__What you will do__.
Strip the pictures and reproduce the rest of the listing exactly.

__Exercise material__.

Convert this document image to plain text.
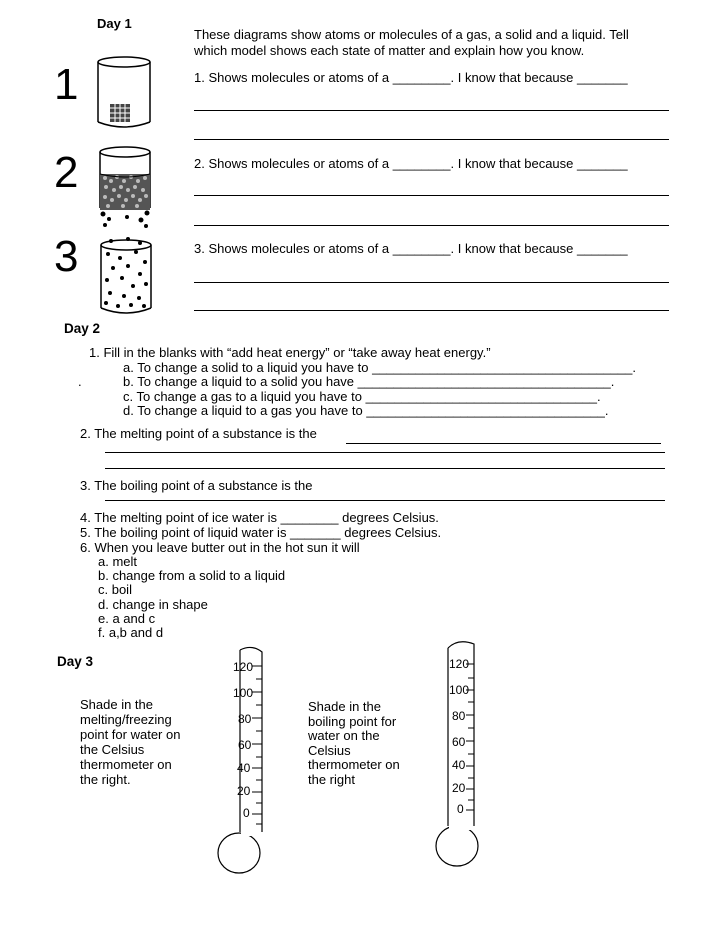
Day 1
These diagrams show atoms or molecules of a gas, a solid and a liquid. Tell
which model shows each state of matter and explain how you know.
1
2
3
1. Shows molecules or atoms of a ________. I know that because _______
2. Shows molecules or atoms of a ________. I know that because _______
3. Shows molecules or atoms of a ________. I know that because _______
Day 2
1. Fill in the blanks with “add heat energy” or “take away heat energy.”
.
a. To change a solid to a liquid you have to ____________________________________.
b. To change a liquid to a solid you have ___________________________________.
c. To change a gas to a liquid you have to ________________________________.
d. To change a liquid to a gas you have to _________________________________.
2. The melting point of a substance is the
3. The boiling point of a substance is the
4. The melting point of ice water is ________ degrees Celsius.
5. The boiling point of liquid water is _______ degrees Celsius.
6. When you leave butter out in the hot sun it will
a. melt
b. change from a solid to a liquid
c. boil
d. change in shape
e. a and c
f. a,b and d
Day 3
Shade in the
melting/freezing
point for water on
the Celsius
thermometer on
the right.
Shade in the
boiling point for
water on the
Celsius
thermometer on
the right
120
100
80
60
40
20
0
120
100
80
60
40
20
0
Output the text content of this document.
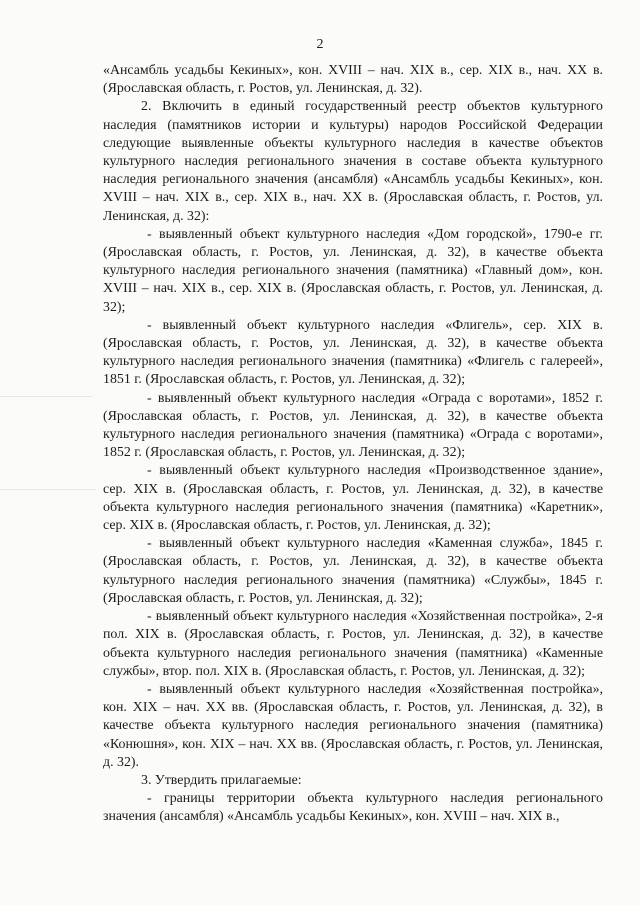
2

«Ансамбль усадьбы Кекиных», кон. XVIII – нач. XIX в., сер. XIX в., нач. XX в. (Ярославская область, г. Ростов, ул. Ленинская, д. 32).

2. Включить в единый государственный реестр объектов культурного наследия (памятников истории и культуры) народов Российской Федерации следующие выявленные объекты культурного наследия в качестве объектов культурного наследия регионального значения в составе объекта культурного наследия регионального значения (ансамбля) «Ансамбль усадьбы Кекиных», кон. XVIII – нач. XIX в., сер. XIX в., нач. XX в. (Ярославская область, г. Ростов, ул. Ленинская, д. 32):

- выявленный объект культурного наследия «Дом городской», 1790-е гг. (Ярославская область, г. Ростов, ул. Ленинская, д. 32), в качестве объекта культурного наследия регионального значения (памятника) «Главный дом», кон. XVIII – нач. XIX в., сер. XIX в. (Ярославская область, г. Ростов, ул. Ленинская, д. 32);

- выявленный объект культурного наследия «Флигель», сер. XIX в. (Ярославская область, г. Ростов, ул. Ленинская, д. 32), в качестве объекта культурного наследия регионального значения (памятника) «Флигель с галереей», 1851 г. (Ярославская область, г. Ростов, ул. Ленинская, д. 32);

- выявленный объект культурного наследия «Ограда с воротами», 1852 г. (Ярославская область, г. Ростов, ул. Ленинская, д. 32), в качестве объекта культурного наследия регионального значения (памятника) «Ограда с воротами», 1852 г. (Ярославская область, г. Ростов, ул. Ленинская, д. 32);

- выявленный объект культурного наследия «Производственное здание», сер. XIX в. (Ярославская область, г. Ростов, ул. Ленинская, д. 32), в качестве объекта культурного наследия регионального значения (памятника) «Каретник», сер. XIX в. (Ярославская область, г. Ростов, ул. Ленинская, д. 32);

- выявленный объект культурного наследия «Каменная служба», 1845 г. (Ярославская область, г. Ростов, ул. Ленинская, д. 32), в качестве объекта культурного наследия регионального значения (памятника) «Службы», 1845 г. (Ярославская область, г. Ростов, ул. Ленинская, д. 32);

- выявленный объект культурного наследия «Хозяйственная постройка», 2-я пол. XIX в. (Ярославская область, г. Ростов, ул. Ленинская, д. 32), в качестве объекта культурного наследия регионального значения (памятника) «Каменные службы», втор. пол. XIX в. (Ярославская область, г. Ростов, ул. Ленинская, д. 32);

- выявленный объект культурного наследия «Хозяйственная постройка», кон. XIX – нач. XX вв. (Ярославская область, г. Ростов, ул. Ленинская, д. 32), в качестве объекта культурного наследия регионального значения (памятника) «Конюшня», кон. XIX – нач. XX вв. (Ярославская область, г. Ростов, ул. Ленинская, д. 32).

3. Утвердить прилагаемые:

- границы территории объекта культурного наследия регионального значения (ансамбля) «Ансамбль усадьбы Кекиных», кон. XVIII – нач. XIX в.,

__Result for this exercise__.
Convert this document image to plain text.
Day 1
These diagrams show atoms or molecules of a gas, a solid and a liquid. Tell
which model shows each state of matter and explain how you know.
1
2
3
1. Shows molecules or atoms of a ________. I know that because _______
2. Shows molecules or atoms of a ________. I know that because _______
3. Shows molecules or atoms of a ________. I know that because _______
Day 2
1. Fill in the blanks with “add heat energy” or “take away heat energy.”
.
a. To change a solid to a liquid you have to ____________________________________.
b. To change a liquid to a solid you have ___________________________________.
c. To change a gas to a liquid you have to ________________________________.
d. To change a liquid to a gas you have to _________________________________.
2. The melting point of a substance is the
3. The boiling point of a substance is the
4. The melting point of ice water is ________ degrees Celsius.
5. The boiling point of liquid water is _______ degrees Celsius.
6. When you leave butter out in the hot sun it will
a. melt
b. change from a solid to a liquid
c. boil
d. change in shape
e. a and c
f. a,b and d
Day 3
Shade in the
melting/freezing
point for water on
the Celsius
thermometer on
the right.
Shade in the
boiling point for
water on the
Celsius
thermometer on
the right
120
100
80
60
40
20
0
120
100
80
60
40
20
0
Output the text content of this document.
2

«Ансамбль усадьбы Кекиных», кон. XVIII – нач. XIX в., сер. XIX в., нач. XX в. (Ярославская область, г. Ростов, ул. Ленинская, д. 32).

2. Включить в единый государственный реестр объектов культурного наследия (памятников истории и культуры) народов Российской Федерации следующие выявленные объекты культурного наследия в качестве объектов культурного наследия регионального значения в составе объекта культурного наследия регионального значения (ансамбля) «Ансамбль усадьбы Кекиных», кон. XVIII – нач. XIX в., сер. XIX в., нач. XX в. (Ярославская область, г. Ростов, ул. Ленинская, д. 32):

- выявленный объект культурного наследия «Дом городской», 1790-е гг. (Ярославская область, г. Ростов, ул. Ленинская, д. 32), в качестве объекта культурного наследия регионального значения (памятника) «Главный дом», кон. XVIII – нач. XIX в., сер. XIX в. (Ярославская область, г. Ростов, ул. Ленинская, д. 32);

- выявленный объект культурного наследия «Флигель», сер. XIX в. (Ярославская область, г. Ростов, ул. Ленинская, д. 32), в качестве объекта культурного наследия регионального значения (памятника) «Флигель с галереей», 1851 г. (Ярославская область, г. Ростов, ул. Ленинская, д. 32);

- выявленный объект культурного наследия «Ограда с воротами», 1852 г. (Ярославская область, г. Ростов, ул. Ленинская, д. 32), в качестве объекта культурного наследия регионального значения (памятника) «Ограда с воротами», 1852 г. (Ярославская область, г. Ростов, ул. Ленинская, д. 32);

- выявленный объект культурного наследия «Производственное здание», сер. XIX в. (Ярославская область, г. Ростов, ул. Ленинская, д. 32), в качестве объекта культурного наследия регионального значения (памятника) «Каретник», сер. XIX в. (Ярославская область, г. Ростов, ул. Ленинская, д. 32);

- выявленный объект культурного наследия «Каменная служба», 1845 г. (Ярославская область, г. Ростов, ул. Ленинская, д. 32), в качестве объекта культурного наследия регионального значения (памятника) «Службы», 1845 г. (Ярославская область, г. Ростов, ул. Ленинская, д. 32);

- выявленный объект культурного наследия «Хозяйственная постройка», 2-я пол. XIX в. (Ярославская область, г. Ростов, ул. Ленинская, д. 32), в качестве объекта культурного наследия регионального значения (памятника) «Каменные службы», втор. пол. XIX в. (Ярославская область, г. Ростов, ул. Ленинская, д. 32);

- выявленный объект культурного наследия «Хозяйственная постройка», кон. XIX – нач. XX вв. (Ярославская область, г. Ростов, ул. Ленинская, д. 32), в качестве объекта культурного наследия регионального значения (памятника) «Конюшня», кон. XIX – нач. XX вв. (Ярославская область, г. Ростов, ул. Ленинская, д. 32).

3. Утвердить прилагаемые:

- границы территории объекта культурного наследия регионального значения (ансамбля) «Ансамбль усадьбы Кекиных», кон. XVIII – нач. XIX в.,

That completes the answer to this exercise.